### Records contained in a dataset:
==*==
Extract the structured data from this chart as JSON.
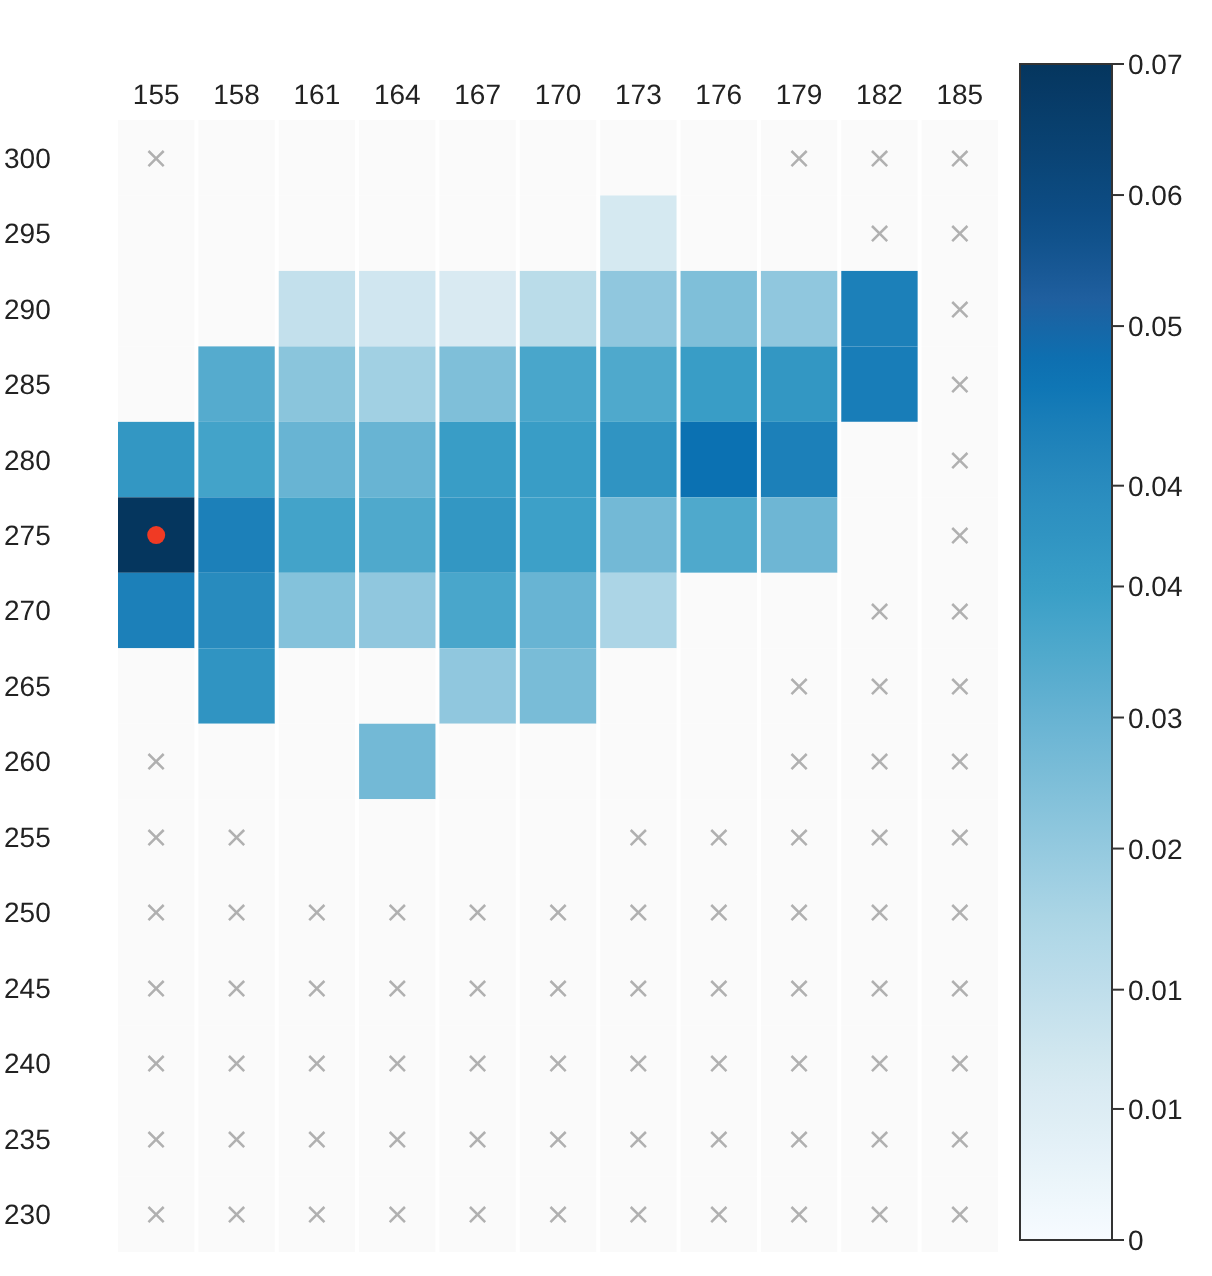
{
  "chart_data": {
    "type": "heatmap",
    "categories": [
      "155",
      "158",
      "161",
      "164",
      "167",
      "170",
      "173",
      "176",
      "179",
      "182",
      "185"
    ],
    "y_categories": [
      "300",
      "295",
      "290",
      "285",
      "280",
      "275",
      "270",
      "265",
      "260",
      "255",
      "250",
      "245",
      "240",
      "235",
      "230"
    ],
    "cells": [
      [
        null,
        null,
        null,
        null,
        null,
        null,
        null,
        null,
        null,
        null,
        null
      ],
      [
        null,
        null,
        null,
        null,
        null,
        null,
        0.01,
        null,
        null,
        null,
        null
      ],
      [
        null,
        null,
        0.014,
        0.011,
        0.009,
        0.016,
        0.024,
        0.027,
        0.024,
        0.048,
        null
      ],
      [
        null,
        0.034,
        0.025,
        0.021,
        0.027,
        0.036,
        0.035,
        0.039,
        0.041,
        0.049,
        null
      ],
      [
        0.041,
        0.037,
        0.031,
        0.031,
        0.039,
        0.039,
        0.042,
        0.052,
        0.048,
        null,
        null
      ],
      [
        0.07,
        0.048,
        0.037,
        0.035,
        0.041,
        0.038,
        0.029,
        0.035,
        0.03,
        null,
        null
      ],
      [
        0.048,
        0.045,
        0.026,
        0.024,
        0.036,
        0.031,
        0.019,
        null,
        null,
        null,
        null
      ],
      [
        null,
        0.042,
        null,
        null,
        0.024,
        0.028,
        null,
        null,
        null,
        null,
        null
      ],
      [
        null,
        null,
        null,
        0.029,
        null,
        null,
        null,
        null,
        null,
        null,
        null
      ],
      [
        null,
        null,
        null,
        null,
        null,
        null,
        null,
        null,
        null,
        null,
        null
      ],
      [
        null,
        null,
        null,
        null,
        null,
        null,
        null,
        null,
        null,
        null,
        null
      ],
      [
        null,
        null,
        null,
        null,
        null,
        null,
        null,
        null,
        null,
        null,
        null
      ],
      [
        null,
        null,
        null,
        null,
        null,
        null,
        null,
        null,
        null,
        null,
        null
      ],
      [
        null,
        null,
        null,
        null,
        null,
        null,
        null,
        null,
        null,
        null,
        null
      ],
      [
        null,
        null,
        null,
        null,
        null,
        null,
        null,
        null,
        null,
        null,
        null
      ]
    ],
    "cell_labels": [
      [
        "×",
        null,
        null,
        null,
        null,
        null,
        null,
        null,
        "×",
        "×",
        "×"
      ],
      [
        null,
        null,
        null,
        null,
        null,
        null,
        null,
        null,
        null,
        "×",
        "×"
      ],
      [
        null,
        null,
        null,
        null,
        null,
        null,
        null,
        null,
        null,
        null,
        "×"
      ],
      [
        null,
        null,
        null,
        null,
        null,
        null,
        null,
        null,
        null,
        null,
        "×"
      ],
      [
        null,
        null,
        null,
        null,
        null,
        null,
        null,
        null,
        null,
        null,
        "×"
      ],
      [
        null,
        null,
        null,
        null,
        null,
        null,
        null,
        null,
        null,
        null,
        "×"
      ],
      [
        null,
        null,
        null,
        null,
        null,
        null,
        null,
        null,
        null,
        "×",
        "×"
      ],
      [
        null,
        null,
        null,
        null,
        null,
        null,
        null,
        null,
        "×",
        "×",
        "×"
      ],
      [
        "×",
        null,
        null,
        null,
        null,
        null,
        null,
        null,
        "×",
        "×",
        "×"
      ],
      [
        "×",
        "×",
        null,
        null,
        null,
        null,
        "×",
        "×",
        "×",
        "×",
        "×"
      ],
      [
        "×",
        "×",
        "×",
        "×",
        "×",
        "×",
        "×",
        "×",
        "×",
        "×",
        "×"
      ],
      [
        "×",
        "×",
        "×",
        "×",
        "×",
        "×",
        "×",
        "×",
        "×",
        "×",
        "×"
      ],
      [
        "×",
        "×",
        "×",
        "×",
        "×",
        "×",
        "×",
        "×",
        "×",
        "×",
        "×"
      ],
      [
        "×",
        "×",
        "×",
        "×",
        "×",
        "×",
        "×",
        "×",
        "×",
        "×",
        "×"
      ],
      [
        "×",
        "×",
        "×",
        "×",
        "×",
        "×",
        "×",
        "×",
        "×",
        "×",
        "×"
      ]
    ],
    "clim": [
      0,
      0.07
    ],
    "cticks": [
      {
        "value": 0,
        "label": "0"
      },
      {
        "value": 0.0078,
        "label": "0.01"
      },
      {
        "value": 0.0149,
        "label": "0.01"
      },
      {
        "value": 0.0233,
        "label": "0.02"
      },
      {
        "value": 0.0311,
        "label": "0.03"
      },
      {
        "value": 0.0389,
        "label": "0.04"
      },
      {
        "value": 0.0449,
        "label": "0.04"
      },
      {
        "value": 0.0544,
        "label": "0.05"
      },
      {
        "value": 0.0622,
        "label": "0.06"
      },
      {
        "value": 0.07,
        "label": "0.07"
      }
    ]
  }
}
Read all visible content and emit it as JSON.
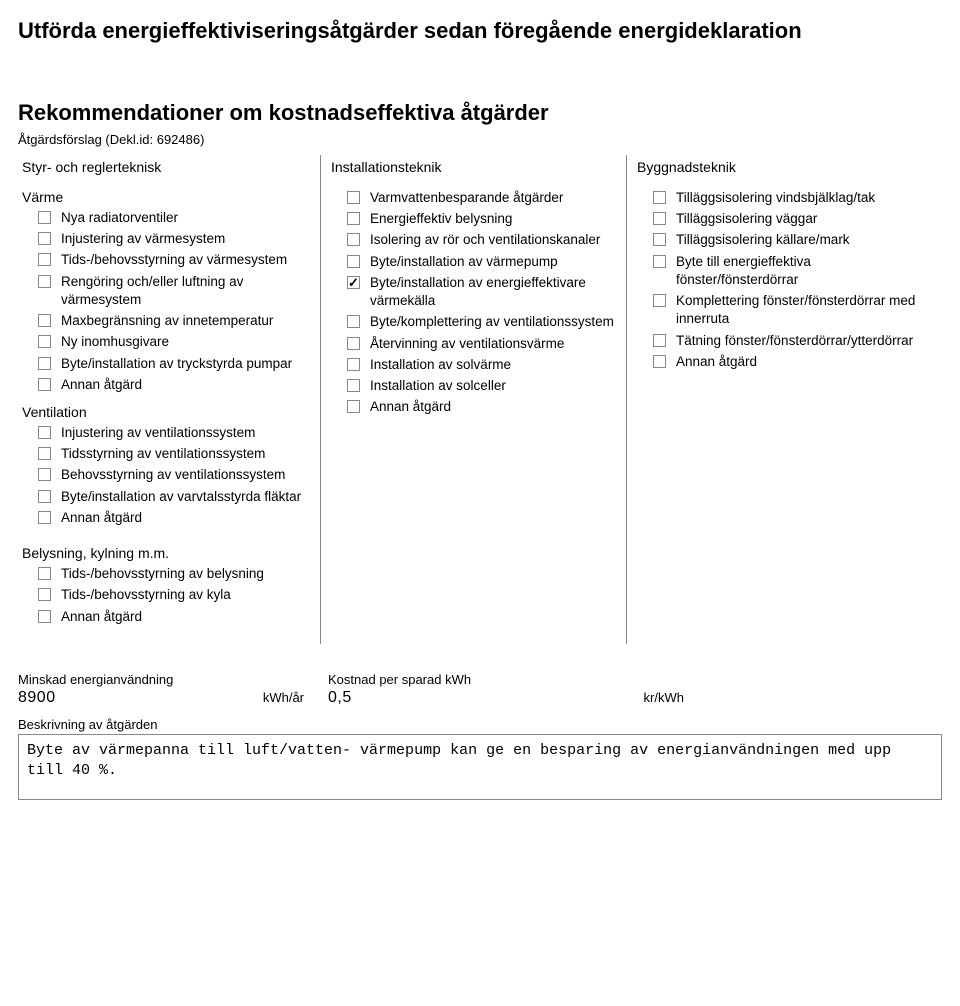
{
  "title_top": "Utförda energieffektiviseringsåtgärder sedan föregående energideklaration",
  "title_main": "Rekommendationer om kostnadseffektiva åtgärder",
  "subtitle": "Åtgärdsförslag (Dekl.id: 692486)",
  "col_left_head": "Styr- och reglerteknisk",
  "col_mid_head": "Installationsteknik",
  "col_right_head": "Byggnadsteknik",
  "left_groups": [
    {
      "title": "Värme",
      "items": [
        {
          "label": "Nya radiatorventiler",
          "checked": false
        },
        {
          "label": "Injustering av värmesystem",
          "checked": false
        },
        {
          "label": "Tids-/behovsstyrning av värmesystem",
          "checked": false
        },
        {
          "label": "Rengöring och/eller luftning av värmesystem",
          "checked": false
        },
        {
          "label": "Maxbegränsning av innetemperatur",
          "checked": false
        },
        {
          "label": "Ny inomhusgivare",
          "checked": false
        },
        {
          "label": "Byte/installation av tryckstyrda pumpar",
          "checked": false
        },
        {
          "label": "Annan åtgärd",
          "checked": false
        }
      ]
    },
    {
      "title": "Ventilation",
      "items": [
        {
          "label": "Injustering av ventilationssystem",
          "checked": false
        },
        {
          "label": "Tidsstyrning av ventilationssystem",
          "checked": false
        },
        {
          "label": "Behovsstyrning av ventilationssystem",
          "checked": false
        },
        {
          "label": "Byte/installation av varvtalsstyrda fläktar",
          "checked": false
        },
        {
          "label": "Annan åtgärd",
          "checked": false
        }
      ]
    },
    {
      "title": "Belysning, kylning m.m.",
      "items": [
        {
          "label": "Tids-/behovsstyrning av belysning",
          "checked": false
        },
        {
          "label": "Tids-/behovsstyrning av kyla",
          "checked": false
        },
        {
          "label": "Annan åtgärd",
          "checked": false
        }
      ]
    }
  ],
  "mid_items": [
    {
      "label": "Varmvattenbesparande åtgärder",
      "checked": false
    },
    {
      "label": "Energieffektiv belysning",
      "checked": false
    },
    {
      "label": "Isolering av rör och ventilationskanaler",
      "checked": false
    },
    {
      "label": "Byte/installation av värmepump",
      "checked": false
    },
    {
      "label": "Byte/installation av energieffektivare värmekälla",
      "checked": true
    },
    {
      "label": "Byte/komplettering av ventilationssystem",
      "checked": false
    },
    {
      "label": "Återvinning av ventilationsvärme",
      "checked": false
    },
    {
      "label": "Installation av solvärme",
      "checked": false
    },
    {
      "label": "Installation av solceller",
      "checked": false
    },
    {
      "label": "Annan åtgärd",
      "checked": false
    }
  ],
  "right_items": [
    {
      "label": "Tilläggsisolering vindsbjälklag/tak",
      "checked": false
    },
    {
      "label": "Tilläggsisolering väggar",
      "checked": false
    },
    {
      "label": "Tilläggsisolering källare/mark",
      "checked": false
    },
    {
      "label": "Byte till energieffektiva fönster/fönsterdörrar",
      "checked": false
    },
    {
      "label": "Komplettering fönster/fönsterdörrar med innerruta",
      "checked": false
    },
    {
      "label": "Tätning fönster/fönsterdörrar/ytterdörrar",
      "checked": false
    },
    {
      "label": "Annan åtgärd",
      "checked": false
    }
  ],
  "bottom": {
    "reduce_label": "Minskad energianvändning",
    "reduce_value": "8900",
    "reduce_unit": "kWh/år",
    "cost_label": "Kostnad per sparad kWh",
    "cost_value": "0,5",
    "cost_unit": "kr/kWh",
    "desc_label": "Beskrivning av åtgärden",
    "desc_text": "Byte av värmepanna till luft/vatten- värmepump kan ge en besparing av energianvändningen med upp till 40 %."
  }
}
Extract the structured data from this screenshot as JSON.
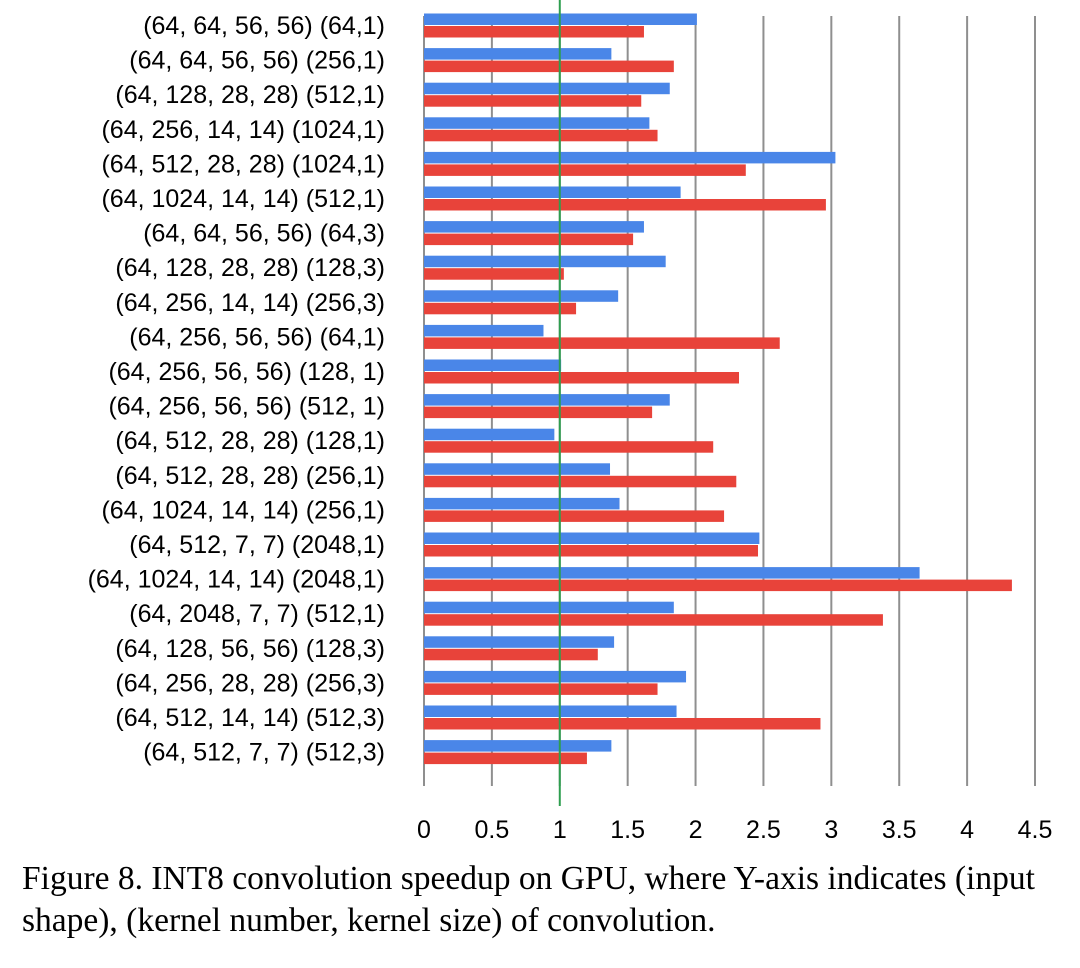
{
  "chart_data": {
    "type": "bar",
    "orientation": "horizontal",
    "title": "",
    "xlabel": "",
    "ylabel": "",
    "xlim": [
      0,
      4.5
    ],
    "x_ticks": [
      "0",
      "0.5",
      "1",
      "1.5",
      "2",
      "2.5",
      "3",
      "3.5",
      "4",
      "4.5"
    ],
    "x_tick_values": [
      0,
      0.5,
      1,
      1.5,
      2,
      2.5,
      3,
      3.5,
      4,
      4.5
    ],
    "reference_line": 1,
    "grid": "vertical",
    "legend": "none",
    "categories": [
      "(64, 64, 56, 56) (64,1)",
      "(64, 64, 56, 56) (256,1)",
      "(64, 128, 28, 28) (512,1)",
      "(64, 256, 14, 14) (1024,1)",
      "(64, 512, 28, 28) (1024,1)",
      "(64, 1024, 14, 14) (512,1)",
      "(64, 64, 56, 56) (64,3)",
      "(64, 128, 28, 28) (128,3)",
      "(64, 256, 14, 14) (256,3)",
      "(64, 256, 56, 56) (64,1)",
      "(64, 256, 56, 56) (128, 1)",
      "(64, 256, 56, 56) (512, 1)",
      "(64, 512, 28, 28) (128,1)",
      "(64, 512, 28, 28) (256,1)",
      "(64, 1024, 14, 14) (256,1)",
      "(64, 512, 7, 7) (2048,1)",
      "(64, 1024, 14, 14) (2048,1)",
      "(64, 2048, 7, 7) (512,1)",
      "(64, 128, 56, 56) (128,3)",
      "(64, 256, 28, 28) (256,3)",
      "(64, 512, 14, 14) (512,3)",
      "(64, 512, 7, 7) (512,3)"
    ],
    "series": [
      {
        "name": "blue",
        "color": "#4a86e8",
        "values": [
          2.01,
          1.38,
          1.81,
          1.66,
          3.03,
          1.89,
          1.62,
          1.78,
          1.43,
          0.88,
          1.01,
          1.81,
          0.96,
          1.37,
          1.44,
          2.47,
          3.65,
          1.84,
          1.4,
          1.93,
          1.86,
          1.38
        ]
      },
      {
        "name": "red",
        "color": "#e8433a",
        "values": [
          1.62,
          1.84,
          1.6,
          1.72,
          2.37,
          2.96,
          1.54,
          1.03,
          1.12,
          2.62,
          2.32,
          1.68,
          2.13,
          2.3,
          2.21,
          2.46,
          4.33,
          3.38,
          1.28,
          1.72,
          2.92,
          1.2
        ]
      }
    ]
  },
  "caption": "Figure 8. INT8 convolution speedup on GPU, where Y-axis indicates (input shape), (kernel number, kernel size) of convolution."
}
==*==
### PROBLEM:
From the listing, tally every line with the word "ventilationssystem" in it and give only the tally.

### COMPLETE RESPONSE:
4